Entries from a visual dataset
§ §

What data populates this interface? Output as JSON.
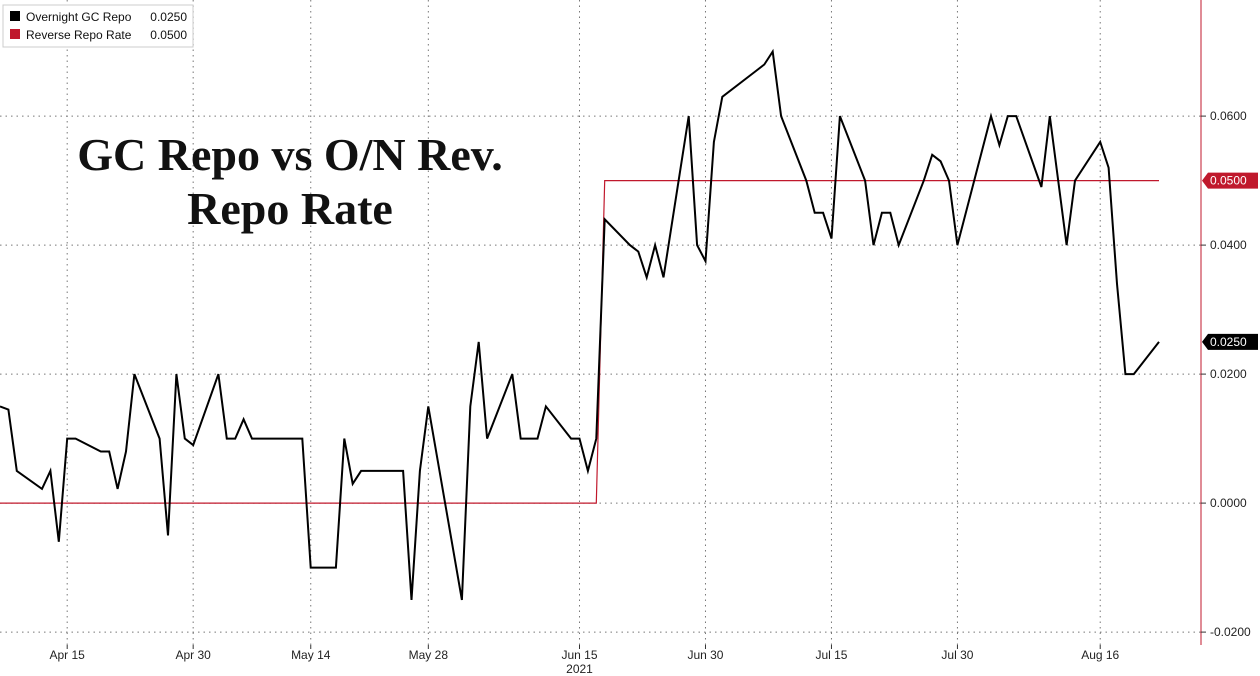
{
  "chart_data": {
    "type": "line",
    "title": "GC Repo vs O/N Rev. Repo Rate",
    "title_lines": [
      "GC Repo vs O/N Rev.",
      "Repo Rate"
    ],
    "legend": {
      "placement": "top-left",
      "entries": [
        {
          "name": "Overnight GC Repo",
          "value": "0.0250",
          "color": "#000000"
        },
        {
          "name": "Reverse Repo Rate",
          "value": "0.0500",
          "color": "#c0182c"
        }
      ]
    },
    "x_axis": {
      "range": [
        "2021-04-07",
        "2021-08-28"
      ],
      "ticks": [
        {
          "date": "2021-04-15",
          "label": "Apr 15"
        },
        {
          "date": "2021-04-30",
          "label": "Apr 30"
        },
        {
          "date": "2021-05-14",
          "label": "May 14"
        },
        {
          "date": "2021-05-28",
          "label": "May 28"
        },
        {
          "date": "2021-06-15",
          "label": "Jun 15"
        },
        {
          "date": "2021-06-30",
          "label": "Jun 30"
        },
        {
          "date": "2021-07-15",
          "label": "Jul 15"
        },
        {
          "date": "2021-07-30",
          "label": "Jul 30"
        },
        {
          "date": "2021-08-16",
          "label": "Aug 16"
        }
      ],
      "year_label": {
        "date": "2021-06-15",
        "label": "2021"
      }
    },
    "y_axis": {
      "position": "right",
      "range": [
        -0.022,
        0.078
      ],
      "ticks": [
        {
          "value": 0.06,
          "label": "0.0600"
        },
        {
          "value": 0.04,
          "label": "0.0400"
        },
        {
          "value": 0.02,
          "label": "0.0200"
        },
        {
          "value": 0.0,
          "label": "0.0000"
        },
        {
          "value": -0.02,
          "label": "-0.0200"
        }
      ]
    },
    "grid": true,
    "series": [
      {
        "name": "Overnight GC Repo",
        "color": "#000000",
        "last_value_label": "0.0250",
        "points": [
          [
            "2021-04-07",
            0.015
          ],
          [
            "2021-04-08",
            0.0145
          ],
          [
            "2021-04-09",
            0.005
          ],
          [
            "2021-04-12",
            0.0022
          ],
          [
            "2021-04-13",
            0.005
          ],
          [
            "2021-04-14",
            -0.006
          ],
          [
            "2021-04-15",
            0.01
          ],
          [
            "2021-04-16",
            0.01
          ],
          [
            "2021-04-19",
            0.008
          ],
          [
            "2021-04-20",
            0.008
          ],
          [
            "2021-04-21",
            0.0022
          ],
          [
            "2021-04-22",
            0.008
          ],
          [
            "2021-04-23",
            0.02
          ],
          [
            "2021-04-26",
            0.01
          ],
          [
            "2021-04-27",
            -0.005
          ],
          [
            "2021-04-28",
            0.02
          ],
          [
            "2021-04-29",
            0.01
          ],
          [
            "2021-04-30",
            0.009
          ],
          [
            "2021-05-03",
            0.02
          ],
          [
            "2021-05-04",
            0.01
          ],
          [
            "2021-05-05",
            0.01
          ],
          [
            "2021-05-06",
            0.013
          ],
          [
            "2021-05-07",
            0.01
          ],
          [
            "2021-05-10",
            0.01
          ],
          [
            "2021-05-11",
            0.01
          ],
          [
            "2021-05-12",
            0.01
          ],
          [
            "2021-05-13",
            0.01
          ],
          [
            "2021-05-14",
            -0.01
          ],
          [
            "2021-05-17",
            -0.01
          ],
          [
            "2021-05-18",
            0.01
          ],
          [
            "2021-05-19",
            0.003
          ],
          [
            "2021-05-20",
            0.005
          ],
          [
            "2021-05-21",
            0.005
          ],
          [
            "2021-05-24",
            0.005
          ],
          [
            "2021-05-25",
            0.005
          ],
          [
            "2021-05-26",
            -0.015
          ],
          [
            "2021-05-27",
            0.005
          ],
          [
            "2021-05-28",
            0.015
          ],
          [
            "2021-06-01",
            -0.015
          ],
          [
            "2021-06-02",
            0.015
          ],
          [
            "2021-06-03",
            0.025
          ],
          [
            "2021-06-04",
            0.01
          ],
          [
            "2021-06-07",
            0.02
          ],
          [
            "2021-06-08",
            0.01
          ],
          [
            "2021-06-09",
            0.01
          ],
          [
            "2021-06-10",
            0.01
          ],
          [
            "2021-06-11",
            0.015
          ],
          [
            "2021-06-14",
            0.01
          ],
          [
            "2021-06-15",
            0.01
          ],
          [
            "2021-06-16",
            0.005
          ],
          [
            "2021-06-17",
            0.01
          ],
          [
            "2021-06-18",
            0.044
          ],
          [
            "2021-06-21",
            0.04
          ],
          [
            "2021-06-22",
            0.039
          ],
          [
            "2021-06-23",
            0.035
          ],
          [
            "2021-06-24",
            0.04
          ],
          [
            "2021-06-25",
            0.035
          ],
          [
            "2021-06-28",
            0.06
          ],
          [
            "2021-06-29",
            0.04
          ],
          [
            "2021-06-30",
            0.0375
          ],
          [
            "2021-07-01",
            0.056
          ],
          [
            "2021-07-02",
            0.063
          ],
          [
            "2021-07-06",
            0.067
          ],
          [
            "2021-07-07",
            0.068
          ],
          [
            "2021-07-08",
            0.07
          ],
          [
            "2021-07-09",
            0.06
          ],
          [
            "2021-07-12",
            0.05
          ],
          [
            "2021-07-13",
            0.045
          ],
          [
            "2021-07-14",
            0.045
          ],
          [
            "2021-07-15",
            0.041
          ],
          [
            "2021-07-16",
            0.06
          ],
          [
            "2021-07-19",
            0.05
          ],
          [
            "2021-07-20",
            0.04
          ],
          [
            "2021-07-21",
            0.045
          ],
          [
            "2021-07-22",
            0.045
          ],
          [
            "2021-07-23",
            0.04
          ],
          [
            "2021-07-26",
            0.05
          ],
          [
            "2021-07-27",
            0.054
          ],
          [
            "2021-07-28",
            0.053
          ],
          [
            "2021-07-29",
            0.05
          ],
          [
            "2021-07-30",
            0.04
          ],
          [
            "2021-08-02",
            0.055
          ],
          [
            "2021-08-03",
            0.06
          ],
          [
            "2021-08-04",
            0.0555
          ],
          [
            "2021-08-05",
            0.06
          ],
          [
            "2021-08-06",
            0.06
          ],
          [
            "2021-08-09",
            0.049
          ],
          [
            "2021-08-10",
            0.06
          ],
          [
            "2021-08-11",
            0.05
          ],
          [
            "2021-08-12",
            0.04
          ],
          [
            "2021-08-13",
            0.05
          ],
          [
            "2021-08-16",
            0.056
          ],
          [
            "2021-08-17",
            0.052
          ],
          [
            "2021-08-18",
            0.034
          ],
          [
            "2021-08-19",
            0.02
          ],
          [
            "2021-08-20",
            0.02
          ],
          [
            "2021-08-23",
            0.025
          ]
        ]
      },
      {
        "name": "Reverse Repo Rate",
        "color": "#c0182c",
        "last_value_label": "0.0500",
        "points": [
          [
            "2021-04-07",
            0.0
          ],
          [
            "2021-06-17",
            0.0
          ],
          [
            "2021-06-18",
            0.05
          ],
          [
            "2021-08-23",
            0.05
          ]
        ]
      }
    ]
  }
}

§ §

SET TASK
In the listing, find every line containing the word "Overnight" and list it.

EXERCISE ANSWER
          "name": "Overnight GC Repo",
        "name": "Overnight GC Repo",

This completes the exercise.